** Set task **
For each line below that contains the string "content", copy that line.

** Exercise inputs **
○ ○ ○ ○ ○

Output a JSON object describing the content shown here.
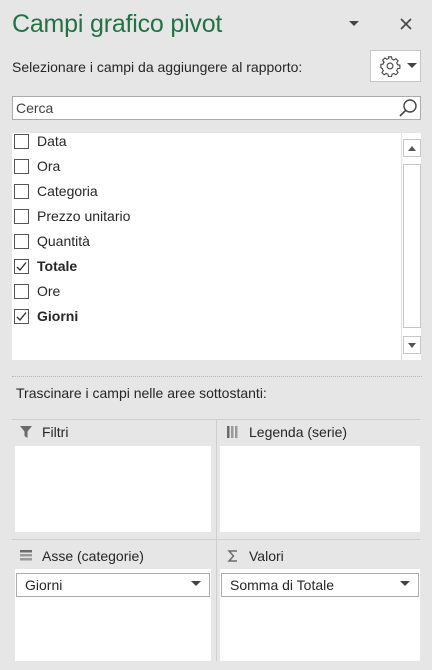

○ ○ ○ ○ ○

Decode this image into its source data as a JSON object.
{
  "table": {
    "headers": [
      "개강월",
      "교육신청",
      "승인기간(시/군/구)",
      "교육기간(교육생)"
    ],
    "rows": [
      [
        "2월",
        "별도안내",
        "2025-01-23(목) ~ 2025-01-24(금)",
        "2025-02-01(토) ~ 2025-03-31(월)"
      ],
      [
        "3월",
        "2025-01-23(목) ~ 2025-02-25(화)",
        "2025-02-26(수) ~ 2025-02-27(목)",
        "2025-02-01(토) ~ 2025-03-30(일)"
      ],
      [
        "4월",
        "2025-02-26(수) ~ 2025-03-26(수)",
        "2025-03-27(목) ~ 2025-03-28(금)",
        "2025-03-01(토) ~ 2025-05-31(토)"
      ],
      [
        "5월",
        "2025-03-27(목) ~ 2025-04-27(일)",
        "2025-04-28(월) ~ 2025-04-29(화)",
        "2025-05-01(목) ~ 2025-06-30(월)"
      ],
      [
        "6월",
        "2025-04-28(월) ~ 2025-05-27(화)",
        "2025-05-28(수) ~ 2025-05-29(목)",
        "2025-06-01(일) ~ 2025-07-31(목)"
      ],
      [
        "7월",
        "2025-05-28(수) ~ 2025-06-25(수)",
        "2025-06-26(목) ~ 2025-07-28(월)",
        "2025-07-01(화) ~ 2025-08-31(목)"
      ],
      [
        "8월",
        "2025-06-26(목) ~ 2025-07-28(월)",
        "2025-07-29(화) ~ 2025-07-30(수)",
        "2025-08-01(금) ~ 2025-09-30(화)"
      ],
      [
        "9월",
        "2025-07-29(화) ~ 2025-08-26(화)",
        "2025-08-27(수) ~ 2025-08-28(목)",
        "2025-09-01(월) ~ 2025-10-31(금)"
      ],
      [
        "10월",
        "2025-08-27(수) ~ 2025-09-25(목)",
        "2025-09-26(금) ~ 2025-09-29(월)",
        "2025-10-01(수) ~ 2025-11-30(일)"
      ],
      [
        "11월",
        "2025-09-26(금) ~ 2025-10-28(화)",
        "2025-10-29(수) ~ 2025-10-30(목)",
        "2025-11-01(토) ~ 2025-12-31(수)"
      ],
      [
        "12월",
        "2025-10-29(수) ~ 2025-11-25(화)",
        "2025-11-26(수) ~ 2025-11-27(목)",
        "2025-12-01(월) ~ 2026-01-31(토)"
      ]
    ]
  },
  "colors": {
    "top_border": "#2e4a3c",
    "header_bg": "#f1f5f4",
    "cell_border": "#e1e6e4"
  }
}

○ ○ ○ ○ ○

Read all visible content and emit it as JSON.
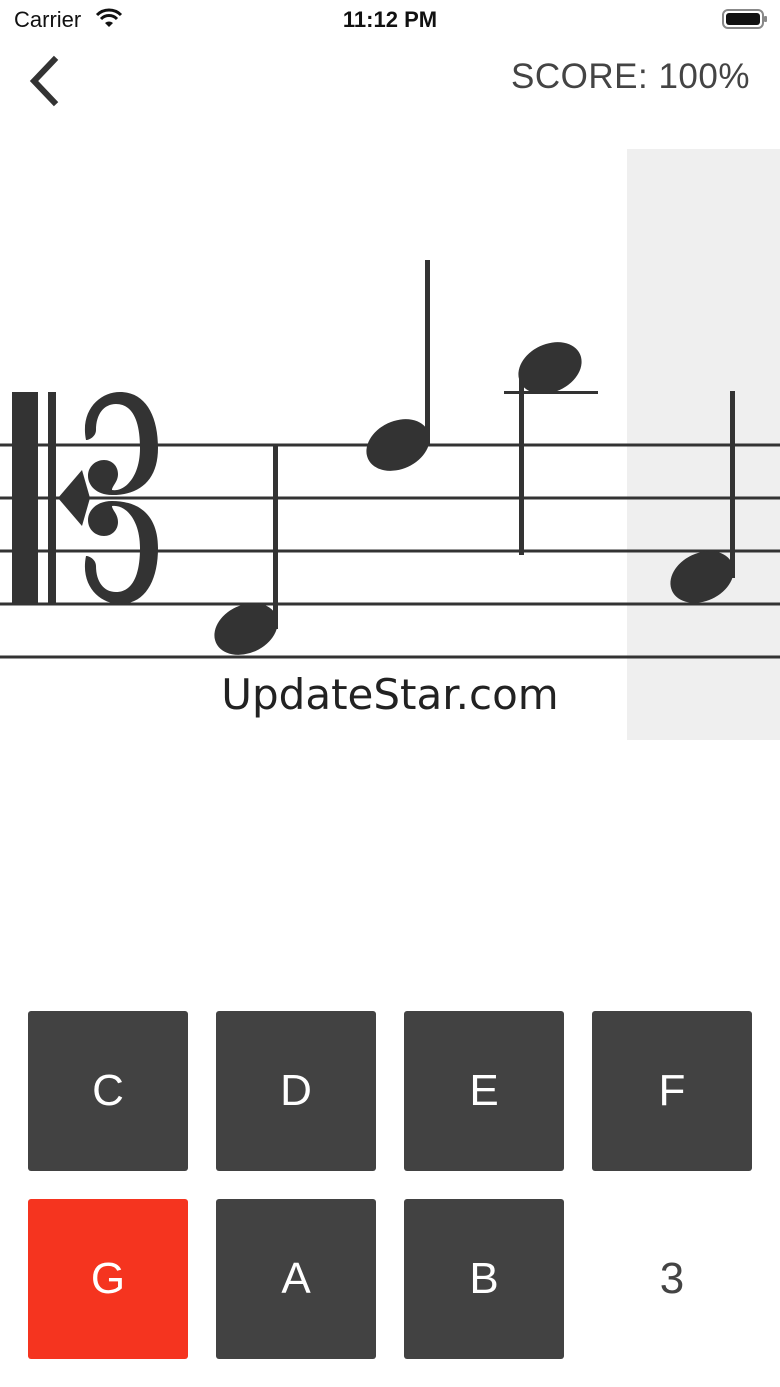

○ ○ ○ ○ ○

** Solution for this task **
Output a JSON object describing the content shown here.
Read all visible content and emit it as JSON.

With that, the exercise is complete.